— BEGIN GIVEN TEXT —

# Whats for Christmas Lunch??



## spork (Jan 21, 2012)

Working xmas day - hopefully the nursing home will feed me.
We "do" xmas eve at our place.
Got a leg of ham that cost me as mush as a decent reel sitting in the fridge. It's from a local farmer. Well, not so much the farmer as one of his wessex saddleback freerange pigs. Mmmm. There will be a Turkey Buffe as well, and more fresh seasonal vegies than you can poke a stick at. All covered in gravy and cranberry sauce. Followed with pav (mother-in-law makes great pavs) and pudding, and a few frothy ones.
Personally would prefer a nice feed of seafood, but the boss is a traditionalist.
Xmas day (after work) we assemble at her parents place in the bush. Menu usually included lots of BBQ prawns and chicken wings, a roast pork, more pav, more pud, more frothys...
I feel full just writing about it.


----------



## mangajack (Jul 23, 2007)

Bacon and eggs on fresh bread rolls and a line up of beers whilst watching movies on TV. 
Aircon and beers and movies.......what else does a guy really need on the one day he can have off?


----------



## Barrabundy (Sep 29, 2008)

Whole lamb on the spit at the inlaws was sounding good till I read these.

Oh, and an authentic seafood paella made by one of the Spanish outlaws.


----------



## Barrabundy (Sep 29, 2008)

I'm expecting a Christmas meal "trip report" after everyone has digested.


----------



## anselmo (Aug 26, 2008)

...


----------



## anselmo (Aug 26, 2008)

...


----------



## RhubarbTheYeti (Oct 28, 2013)

Stop it!
Stop it all of you!
I'm drowning in drool just reading about all that luscious food  
But I really think its Anselmo's christmas day that I want to crash


----------



## anselmo (Aug 26, 2008)

— END GIVEN TEXT —
— BEGIN RECORD LIST —

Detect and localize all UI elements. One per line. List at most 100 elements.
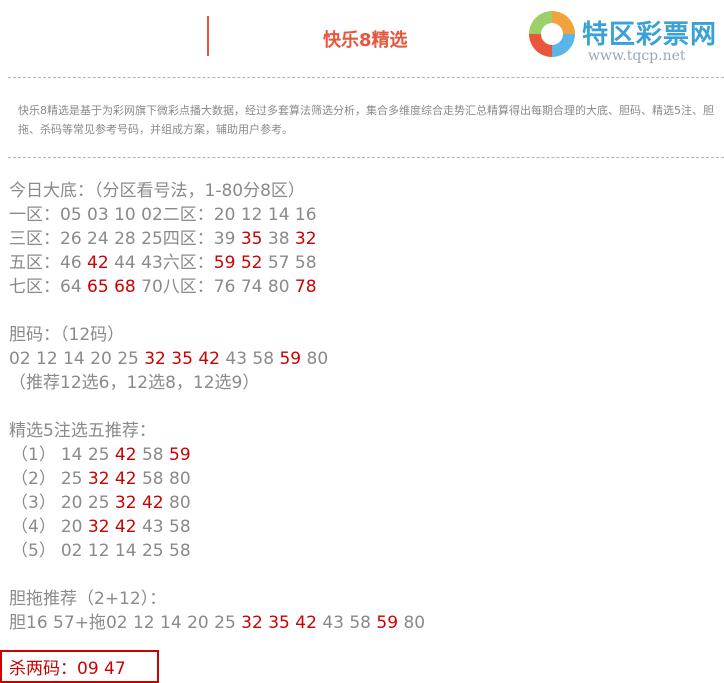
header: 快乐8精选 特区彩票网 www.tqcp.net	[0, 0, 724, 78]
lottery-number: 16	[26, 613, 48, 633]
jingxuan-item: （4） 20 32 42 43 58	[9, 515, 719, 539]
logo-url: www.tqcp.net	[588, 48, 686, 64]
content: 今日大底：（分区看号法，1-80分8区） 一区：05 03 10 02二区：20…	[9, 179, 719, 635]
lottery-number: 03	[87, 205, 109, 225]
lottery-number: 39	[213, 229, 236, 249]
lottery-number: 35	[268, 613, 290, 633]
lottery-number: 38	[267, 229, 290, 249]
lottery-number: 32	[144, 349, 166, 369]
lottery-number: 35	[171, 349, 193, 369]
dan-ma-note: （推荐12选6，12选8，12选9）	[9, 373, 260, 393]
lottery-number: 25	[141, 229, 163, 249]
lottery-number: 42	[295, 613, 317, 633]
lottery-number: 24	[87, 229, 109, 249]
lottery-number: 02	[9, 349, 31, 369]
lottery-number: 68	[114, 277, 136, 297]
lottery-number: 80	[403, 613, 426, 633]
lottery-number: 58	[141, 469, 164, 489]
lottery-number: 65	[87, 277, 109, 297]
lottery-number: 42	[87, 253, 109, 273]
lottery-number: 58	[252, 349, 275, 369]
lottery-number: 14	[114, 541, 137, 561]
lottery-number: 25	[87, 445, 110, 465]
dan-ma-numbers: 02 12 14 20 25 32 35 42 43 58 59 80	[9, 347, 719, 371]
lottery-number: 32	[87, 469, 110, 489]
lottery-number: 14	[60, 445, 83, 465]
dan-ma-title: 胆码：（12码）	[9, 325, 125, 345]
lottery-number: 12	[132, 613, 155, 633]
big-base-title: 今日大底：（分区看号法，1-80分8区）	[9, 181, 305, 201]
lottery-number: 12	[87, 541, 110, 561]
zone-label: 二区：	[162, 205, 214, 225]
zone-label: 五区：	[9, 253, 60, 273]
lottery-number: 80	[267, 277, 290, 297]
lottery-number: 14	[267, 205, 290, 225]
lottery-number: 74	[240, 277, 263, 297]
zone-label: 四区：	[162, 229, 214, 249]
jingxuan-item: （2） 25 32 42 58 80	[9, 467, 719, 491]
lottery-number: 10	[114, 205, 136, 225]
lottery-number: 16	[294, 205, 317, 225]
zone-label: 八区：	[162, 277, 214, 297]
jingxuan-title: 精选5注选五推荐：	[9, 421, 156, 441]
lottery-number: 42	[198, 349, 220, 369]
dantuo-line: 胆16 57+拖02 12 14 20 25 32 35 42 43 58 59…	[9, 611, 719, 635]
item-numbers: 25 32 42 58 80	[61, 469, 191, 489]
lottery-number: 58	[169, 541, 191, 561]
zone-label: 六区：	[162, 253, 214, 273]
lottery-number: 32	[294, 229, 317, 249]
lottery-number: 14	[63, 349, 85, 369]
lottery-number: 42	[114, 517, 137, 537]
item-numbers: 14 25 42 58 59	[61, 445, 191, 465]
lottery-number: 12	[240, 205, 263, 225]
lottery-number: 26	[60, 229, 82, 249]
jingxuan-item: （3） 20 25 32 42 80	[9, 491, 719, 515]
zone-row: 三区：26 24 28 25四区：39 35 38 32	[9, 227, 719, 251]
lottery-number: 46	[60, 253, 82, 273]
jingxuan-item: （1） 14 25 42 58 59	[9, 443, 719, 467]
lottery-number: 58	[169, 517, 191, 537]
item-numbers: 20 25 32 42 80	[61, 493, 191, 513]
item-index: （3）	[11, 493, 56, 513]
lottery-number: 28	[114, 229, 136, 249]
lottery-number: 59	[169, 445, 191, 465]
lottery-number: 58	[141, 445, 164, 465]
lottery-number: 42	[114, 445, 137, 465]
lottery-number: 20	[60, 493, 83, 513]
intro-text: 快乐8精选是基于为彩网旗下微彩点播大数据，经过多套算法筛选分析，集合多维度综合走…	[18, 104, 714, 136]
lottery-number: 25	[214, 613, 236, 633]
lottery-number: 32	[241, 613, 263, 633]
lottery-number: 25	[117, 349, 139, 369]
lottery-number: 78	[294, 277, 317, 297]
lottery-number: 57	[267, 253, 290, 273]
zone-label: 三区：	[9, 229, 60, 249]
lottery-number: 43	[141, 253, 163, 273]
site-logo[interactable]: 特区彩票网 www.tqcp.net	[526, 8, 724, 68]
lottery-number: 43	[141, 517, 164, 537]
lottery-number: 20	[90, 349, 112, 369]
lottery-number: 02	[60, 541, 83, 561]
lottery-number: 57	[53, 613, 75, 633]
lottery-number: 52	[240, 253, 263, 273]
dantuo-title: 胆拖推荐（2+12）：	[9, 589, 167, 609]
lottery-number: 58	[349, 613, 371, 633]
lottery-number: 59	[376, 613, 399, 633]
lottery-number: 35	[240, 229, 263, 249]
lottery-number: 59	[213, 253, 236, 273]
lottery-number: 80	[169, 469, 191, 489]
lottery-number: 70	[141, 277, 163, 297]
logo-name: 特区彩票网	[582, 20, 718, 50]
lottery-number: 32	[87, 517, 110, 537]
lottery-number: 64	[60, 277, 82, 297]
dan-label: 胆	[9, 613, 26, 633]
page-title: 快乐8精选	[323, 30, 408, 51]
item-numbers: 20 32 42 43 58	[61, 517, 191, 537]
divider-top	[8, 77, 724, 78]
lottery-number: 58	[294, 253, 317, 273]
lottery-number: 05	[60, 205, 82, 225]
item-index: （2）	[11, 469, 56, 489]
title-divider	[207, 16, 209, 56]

— END RECORD LIST —
— BEGIN RECORD LIST —

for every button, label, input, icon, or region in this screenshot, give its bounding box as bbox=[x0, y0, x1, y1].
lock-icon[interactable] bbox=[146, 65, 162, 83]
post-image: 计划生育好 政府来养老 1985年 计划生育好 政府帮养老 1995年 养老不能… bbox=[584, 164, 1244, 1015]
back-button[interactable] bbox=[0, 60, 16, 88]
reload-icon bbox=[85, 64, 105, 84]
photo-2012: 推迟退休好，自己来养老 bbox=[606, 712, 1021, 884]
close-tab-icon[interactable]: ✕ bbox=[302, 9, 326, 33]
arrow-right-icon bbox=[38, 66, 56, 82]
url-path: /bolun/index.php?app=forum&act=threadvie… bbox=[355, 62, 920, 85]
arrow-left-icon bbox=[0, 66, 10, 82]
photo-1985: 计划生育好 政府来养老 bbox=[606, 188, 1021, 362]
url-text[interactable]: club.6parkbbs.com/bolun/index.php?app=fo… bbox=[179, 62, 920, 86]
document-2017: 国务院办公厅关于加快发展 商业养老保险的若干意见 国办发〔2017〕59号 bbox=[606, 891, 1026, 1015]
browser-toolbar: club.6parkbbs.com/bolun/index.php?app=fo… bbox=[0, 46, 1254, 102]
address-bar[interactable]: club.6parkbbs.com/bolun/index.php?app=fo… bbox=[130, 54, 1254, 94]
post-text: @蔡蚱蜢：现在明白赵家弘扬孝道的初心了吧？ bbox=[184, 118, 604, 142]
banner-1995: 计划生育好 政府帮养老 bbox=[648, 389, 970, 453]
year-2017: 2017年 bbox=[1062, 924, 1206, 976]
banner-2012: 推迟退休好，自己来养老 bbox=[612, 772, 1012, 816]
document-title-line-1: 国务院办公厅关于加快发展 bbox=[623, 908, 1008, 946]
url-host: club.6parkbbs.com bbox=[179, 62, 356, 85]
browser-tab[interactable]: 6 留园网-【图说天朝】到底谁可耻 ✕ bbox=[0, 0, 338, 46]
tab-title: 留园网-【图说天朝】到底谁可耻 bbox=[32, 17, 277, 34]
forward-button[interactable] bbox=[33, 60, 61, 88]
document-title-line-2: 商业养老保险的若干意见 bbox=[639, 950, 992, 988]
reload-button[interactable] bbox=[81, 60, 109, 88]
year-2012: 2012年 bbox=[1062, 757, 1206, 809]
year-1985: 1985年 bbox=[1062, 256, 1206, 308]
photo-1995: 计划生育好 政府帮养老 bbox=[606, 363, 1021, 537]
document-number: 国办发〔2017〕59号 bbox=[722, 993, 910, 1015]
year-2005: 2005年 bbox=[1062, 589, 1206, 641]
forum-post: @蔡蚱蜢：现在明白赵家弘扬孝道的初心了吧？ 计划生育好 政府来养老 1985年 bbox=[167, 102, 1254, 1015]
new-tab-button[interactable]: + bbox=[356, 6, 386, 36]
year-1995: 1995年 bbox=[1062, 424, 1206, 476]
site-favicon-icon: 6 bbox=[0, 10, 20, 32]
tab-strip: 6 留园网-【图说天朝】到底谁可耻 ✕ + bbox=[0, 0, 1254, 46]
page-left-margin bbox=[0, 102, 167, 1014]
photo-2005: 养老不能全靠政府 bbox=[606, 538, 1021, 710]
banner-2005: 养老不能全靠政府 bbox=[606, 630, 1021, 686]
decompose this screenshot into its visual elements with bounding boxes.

— END RECORD LIST —
— BEGIN RECORD LIST —

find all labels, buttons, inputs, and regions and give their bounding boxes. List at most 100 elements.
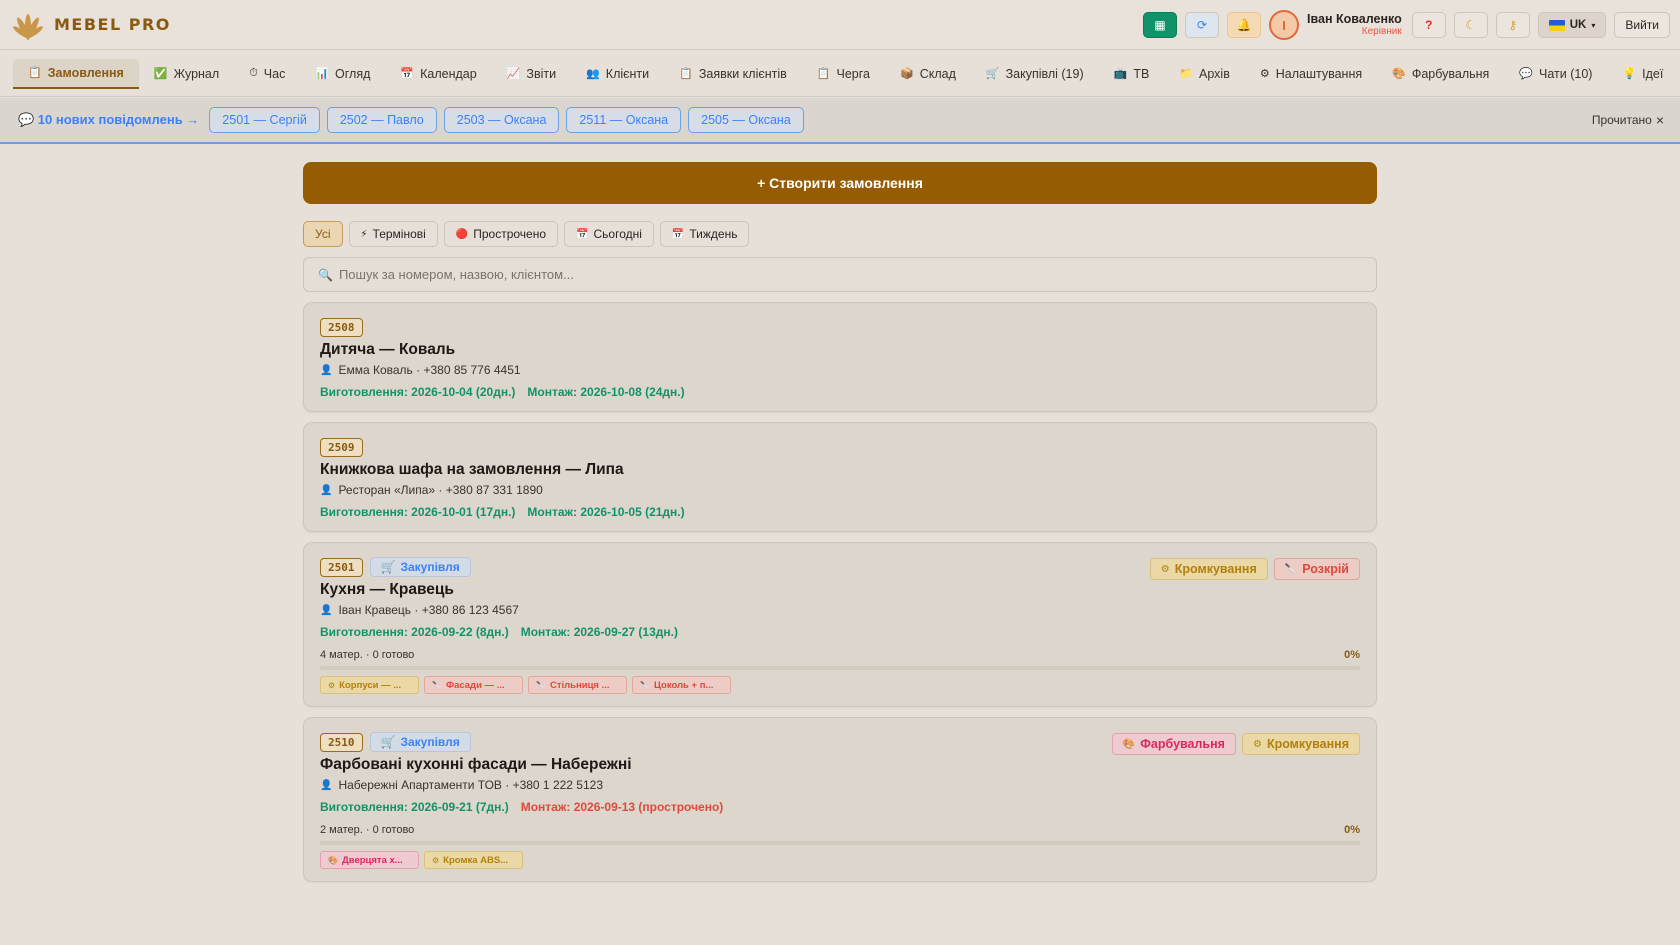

— END RECORD LIST —

§ **COMPLETE THE FOLLOWING**
a) In the Christmas lunch thread above, set down the passage word for word. Begin at the words "I feel full" and stop after "can have off?".
b) Name every distinct username that heads a post in the Christmas lunch thread above, listing each one once.

§ **SET OF ANSWERS**
a)
I feel full just writing about it.


----------



## mangajack (Jul 23, 2007)

Bacon and eggs on fresh bread rolls and a line up of beers whilst watching movies on TV. 
Aircon and beers and movies.......what else does a guy really need on the one day he can have off?

b)
spork
mangajack
Barrabundy
anselmo
RhubarbTheYeti